[start of QUOTED PASSAGE]

Frideborg Winblad (January 18, 1869 – November 30, 1964) was an elementary school teacher in Härnösand, Sweden, who went on to become Sweden's first female educational administrator.

Early life
Frideborg was the daughter of Anton Julius Winblad I (1828–1901), the church organist and the first schoolteacher of Ytterlännäs, Sweden; and Elsa Maria Elisabeth Näslund (1829-1907). Elsa's father was the vicar of Ytterlännäs. Frideborg was born in Anundsjö, Västernorrland, Sweden.

Her siblings include: Johan Edward Winblad (1856-1914) who was a ship's mate that emigrated to Norway and married Salmine Sophia Severine Pedersen (1862-1914) then emigrated to the United States; Karl Israel Winblad (1857-?); Johanna Winblad (1859-1916) who married Per Olof Bernhard Wahlberg (1852-1927) a school teacher and church organist; Anton Teodor Winblad (1862-?); and Maria Elisabeth Winblad (1865-1937) who married Jonas Kempe (1861-1918). She also had a half sister: Antonette Kristina Winblad (1854-?) from the marriage of her father to Margareta Kristina Höglund I (1819-1853) aka Greta Stina Höglund, who died during childbirth.

[end of QUOTED PASSAGE]

=== STATED TASK ===
Answer these questions from the passage on Frideborg Winblad:
1. What role was she the first woman in Sweden to hold?
2. In what place was she born?
3. Which of her siblings emigrated to the United States?

[start of DATA]

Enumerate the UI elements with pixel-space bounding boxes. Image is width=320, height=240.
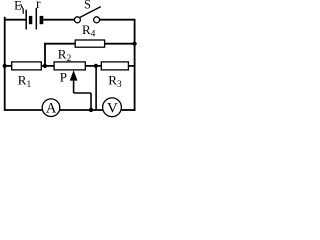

[end of DATA]

=== PROBLEM SOLUTION ===
1. Educational administrator
2. Anundsjö, Västernorrland, Sweden
3. Johan Edward Winblad